#### [Text shown]
• • • • • • •
PyGotham Talk, 10/6/17

In [31]:
## 1
from lxml import html
from utils import *
import requests
import calendar
import json
import string
import re

## 2
from __future__ import print_function
from PIL import Image
#brew install tesseract
import pytesseract
import sys

## 3

## 4
import spacy
nlp = spacy.load('en')

import urllib
import functools
import itertools
import numpy as np
import nltk
#nltk.download()
from nltk.stem.porter import *
from nltk.corpus import wordnet as wn
from nltk.corpus import stopwords
stemmer = PorterStemmer()

from PyDictionary import PyDictionary
dictionary=PyDictionary()

## 5
import pandas as pd

In [15]:
def sortVocab(maxlen):
    sortedvocab = {}
    keys = []
    for i in [w for w in nlp.vocab if w.has_vector and w.orth_ == re.sub('[^A-Za-z]','',w.orth_) and w.orth_.islower() and len(w.orth_) <= maxlen]:
        k = len(i.orth_)
        if k not in keys:
            sortedvocab[k] = []
            keys.append(k)
        sortedvocab[k].append(i)
    return sortedvocab
cosine = lambda v1, v2: np.dot(v1, v2) / (np.linalg.norm(v1) * np.linalg.norm(v2))
vocab = sortVocab(15)

# Solving a Crossword Puzzle the Hard Way
## Alec Barrett
### PyGotham
### October 7, 2017

### Outline
1. NYT Crossword
2. The Task
3. NLP
4. My Solver
5. Conclusion

## I. New York Times Crossword

### Puzzle features
* American-style
* Get more difficult as the week goes on
* 15 x 15 every day except Sunday (21 x 21)
* ~75-80 clue/answer pairs

### Relevant skills
* Large vocabulary
* Encyclopedic knowledge
* Lateral thinking/word association
* Filter by length and known letters

## II. The Task

### Computer strengths...
* Searching a corpus for a word
* Filtering a list based on a set of conditions

### ...and weaknesses
* Interpreting puns
* Considering pairs of answers together

### Strategy
* Generate a list of candidates
* Identify the correct answer based on intersecting letters

### Sources of candidates
* Google Knowledge Graph search API
* Wikipedia search API
* Dictionary (PyDictionary)
* WordNet (NLTK)
* Word Vectors (spaCy)
• • • • • • •
#### [Given records]
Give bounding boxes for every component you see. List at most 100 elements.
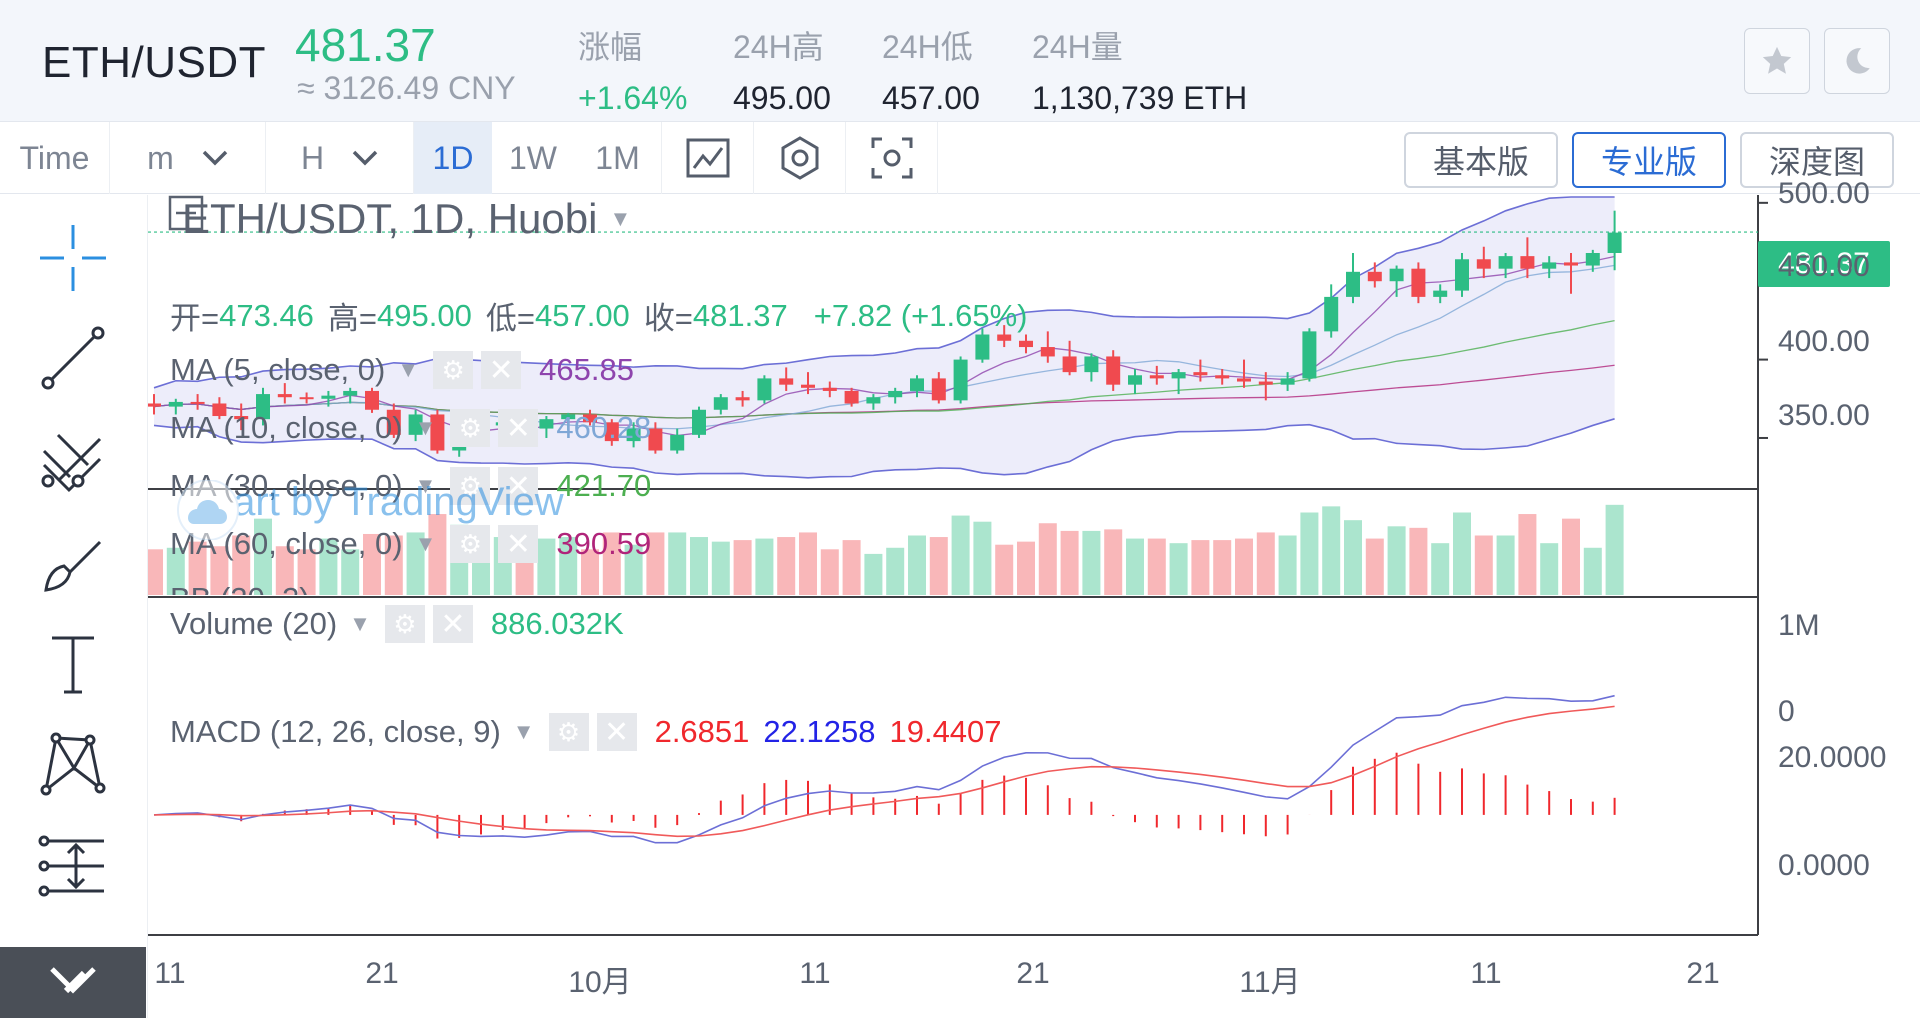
• • • • • • •
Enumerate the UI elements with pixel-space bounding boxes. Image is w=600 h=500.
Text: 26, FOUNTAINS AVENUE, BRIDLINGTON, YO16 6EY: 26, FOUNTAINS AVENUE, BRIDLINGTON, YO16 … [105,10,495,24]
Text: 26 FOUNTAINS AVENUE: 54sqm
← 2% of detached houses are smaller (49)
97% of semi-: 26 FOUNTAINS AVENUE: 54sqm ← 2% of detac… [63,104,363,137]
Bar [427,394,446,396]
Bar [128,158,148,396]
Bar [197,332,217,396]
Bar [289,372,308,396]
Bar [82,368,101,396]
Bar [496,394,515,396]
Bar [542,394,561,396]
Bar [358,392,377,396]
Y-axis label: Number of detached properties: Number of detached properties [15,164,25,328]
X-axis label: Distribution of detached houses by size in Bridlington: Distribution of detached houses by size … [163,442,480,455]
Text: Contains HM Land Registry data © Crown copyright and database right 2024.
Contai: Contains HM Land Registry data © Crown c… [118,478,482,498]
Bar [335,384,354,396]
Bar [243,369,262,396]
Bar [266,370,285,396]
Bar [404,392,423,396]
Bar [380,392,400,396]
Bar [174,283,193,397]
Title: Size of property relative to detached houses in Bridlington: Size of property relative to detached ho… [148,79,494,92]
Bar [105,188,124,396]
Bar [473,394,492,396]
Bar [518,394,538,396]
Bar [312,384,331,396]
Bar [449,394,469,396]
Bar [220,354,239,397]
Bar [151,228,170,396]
• • • • • • •
#### [Required tasks]
1. In the crossword talk, what grid size does the Sunday New York Times crossword use?
2. In one to three sentences, explain which vocabulary entries the sortVocab function in the crossword talk keeps and how it arranges them.

#### [Task-by-task results]
1. The Sunday puzzle is 21 x 21.

2. The function keeps only entries that have a vector, consist solely of the letters A–Z, are lowercase, and are no longer than maxlen. It groups these entries in a dictionary keyed by word length, creating a new list the first time each length appears.